-------- GIVEN RECORDS --------
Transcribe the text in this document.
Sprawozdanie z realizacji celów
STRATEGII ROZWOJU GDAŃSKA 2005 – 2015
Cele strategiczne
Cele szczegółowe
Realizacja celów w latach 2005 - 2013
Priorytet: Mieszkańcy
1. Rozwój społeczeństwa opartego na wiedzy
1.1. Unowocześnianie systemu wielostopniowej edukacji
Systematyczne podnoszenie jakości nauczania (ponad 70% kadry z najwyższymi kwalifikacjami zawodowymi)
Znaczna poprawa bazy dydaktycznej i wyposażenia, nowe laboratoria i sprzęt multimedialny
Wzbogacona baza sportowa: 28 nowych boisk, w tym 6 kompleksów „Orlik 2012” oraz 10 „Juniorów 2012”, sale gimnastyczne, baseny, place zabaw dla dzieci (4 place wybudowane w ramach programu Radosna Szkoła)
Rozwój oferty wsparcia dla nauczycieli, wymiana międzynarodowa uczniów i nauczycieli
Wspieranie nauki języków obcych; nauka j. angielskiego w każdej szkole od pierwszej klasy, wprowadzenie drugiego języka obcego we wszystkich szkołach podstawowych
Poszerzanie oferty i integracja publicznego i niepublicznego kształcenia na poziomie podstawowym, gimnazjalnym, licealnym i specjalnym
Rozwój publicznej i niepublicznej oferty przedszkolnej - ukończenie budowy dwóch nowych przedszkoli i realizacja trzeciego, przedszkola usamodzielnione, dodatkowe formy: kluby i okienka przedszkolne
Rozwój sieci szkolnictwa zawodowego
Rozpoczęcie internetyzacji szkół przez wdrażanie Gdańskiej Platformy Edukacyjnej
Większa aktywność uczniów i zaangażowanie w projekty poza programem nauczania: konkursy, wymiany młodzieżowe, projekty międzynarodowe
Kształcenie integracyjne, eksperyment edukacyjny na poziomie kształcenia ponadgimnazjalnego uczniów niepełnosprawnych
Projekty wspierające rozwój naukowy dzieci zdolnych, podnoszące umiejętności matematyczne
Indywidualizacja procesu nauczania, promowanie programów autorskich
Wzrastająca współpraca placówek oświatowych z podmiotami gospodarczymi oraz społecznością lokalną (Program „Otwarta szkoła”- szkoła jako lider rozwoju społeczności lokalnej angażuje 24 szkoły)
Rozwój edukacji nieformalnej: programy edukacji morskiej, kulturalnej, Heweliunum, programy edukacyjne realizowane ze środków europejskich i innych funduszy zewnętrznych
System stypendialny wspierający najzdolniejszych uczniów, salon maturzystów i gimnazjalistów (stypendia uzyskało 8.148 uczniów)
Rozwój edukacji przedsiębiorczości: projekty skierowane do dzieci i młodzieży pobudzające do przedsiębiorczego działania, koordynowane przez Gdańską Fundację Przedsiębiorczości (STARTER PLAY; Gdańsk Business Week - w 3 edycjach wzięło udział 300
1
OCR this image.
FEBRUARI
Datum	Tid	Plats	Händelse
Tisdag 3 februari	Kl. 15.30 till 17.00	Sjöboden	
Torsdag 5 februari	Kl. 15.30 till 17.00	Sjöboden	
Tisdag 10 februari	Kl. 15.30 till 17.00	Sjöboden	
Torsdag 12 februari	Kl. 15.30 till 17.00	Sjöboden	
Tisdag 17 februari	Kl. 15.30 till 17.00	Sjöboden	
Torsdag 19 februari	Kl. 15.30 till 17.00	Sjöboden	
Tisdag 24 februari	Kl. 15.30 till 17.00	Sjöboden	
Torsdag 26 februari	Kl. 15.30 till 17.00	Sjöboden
--------
* [TASK OBJECTIVE] All entries shown above should be printed again exactly.

* [FINAL RESULT]
Transcribe the text in this document.
Sprawozdanie z realizacji celów
STRATEGII ROZWOJU GDAŃSKA 2005 – 2015
Cele strategiczne
Cele szczegółowe
Realizacja celów w latach 2005 - 2013
Priorytet: Mieszkańcy
1. Rozwój społeczeństwa opartego na wiedzy
1.1. Unowocześnianie systemu wielostopniowej edukacji
Systematyczne podnoszenie jakości nauczania (ponad 70% kadry z najwyższymi kwalifikacjami zawodowymi)
Znaczna poprawa bazy dydaktycznej i wyposażenia, nowe laboratoria i sprzęt multimedialny
Wzbogacona baza sportowa: 28 nowych boisk, w tym 6 kompleksów „Orlik 2012” oraz 10 „Juniorów 2012”, sale gimnastyczne, baseny, place zabaw dla dzieci (4 place wybudowane w ramach programu Radosna Szkoła)
Rozwój oferty wsparcia dla nauczycieli, wymiana międzynarodowa uczniów i nauczycieli
Wspieranie nauki języków obcych; nauka j. angielskiego w każdej szkole od pierwszej klasy, wprowadzenie drugiego języka obcego we wszystkich szkołach podstawowych
Poszerzanie oferty i integracja publicznego i niepublicznego kształcenia na poziomie podstawowym, gimnazjalnym, licealnym i specjalnym
Rozwój publicznej i niepublicznej oferty przedszkolnej - ukończenie budowy dwóch nowych przedszkoli i realizacja trzeciego, przedszkola usamodzielnione, dodatkowe formy: kluby i okienka przedszkolne
Rozwój sieci szkolnictwa zawodowego
Rozpoczęcie internetyzacji szkół przez wdrażanie Gdańskiej Platformy Edukacyjnej
Większa aktywność uczniów i zaangażowanie w projekty poza programem nauczania: konkursy, wymiany młodzieżowe, projekty międzynarodowe
Kształcenie integracyjne, eksperyment edukacyjny na poziomie kształcenia ponadgimnazjalnego uczniów niepełnosprawnych
Projekty wspierające rozwój naukowy dzieci zdolnych, podnoszące umiejętności matematyczne
Indywidualizacja procesu nauczania, promowanie programów autorskich
Wzrastająca współpraca placówek oświatowych z podmiotami gospodarczymi oraz społecznością lokalną (Program „Otwarta szkoła”- szkoła jako lider rozwoju społeczności lokalnej angażuje 24 szkoły)
Rozwój edukacji nieformalnej: programy edukacji morskiej, kulturalnej, Heweliunum, programy edukacyjne realizowane ze środków europejskich i innych funduszy zewnętrznych
System stypendialny wspierający najzdolniejszych uczniów, salon maturzystów i gimnazjalistów (stypendia uzyskało 8.148 uczniów)
Rozwój edukacji przedsiębiorczości: projekty skierowane do dzieci i młodzieży pobudzające do przedsiębiorczego działania, koordynowane przez Gdańską Fundację Przedsiębiorczości (STARTER PLAY; Gdańsk Business Week - w 3 edycjach wzięło udział 300
1
OCR this image.
FEBRUARI
Datum	Tid	Plats	Händelse
Tisdag 3 februari	Kl. 15.30 till 17.00	Sjöboden	
Torsdag 5 februari	Kl. 15.30 till 17.00	Sjöboden	
Tisdag 10 februari	Kl. 15.30 till 17.00	Sjöboden	
Torsdag 12 februari	Kl. 15.30 till 17.00	Sjöboden	
Tisdag 17 februari	Kl. 15.30 till 17.00	Sjöboden	
Torsdag 19 februari	Kl. 15.30 till 17.00	Sjöboden	
Tisdag 24 februari	Kl. 15.30 till 17.00	Sjöboden	
Torsdag 26 februari	Kl. 15.30 till 17.00	Sjöboden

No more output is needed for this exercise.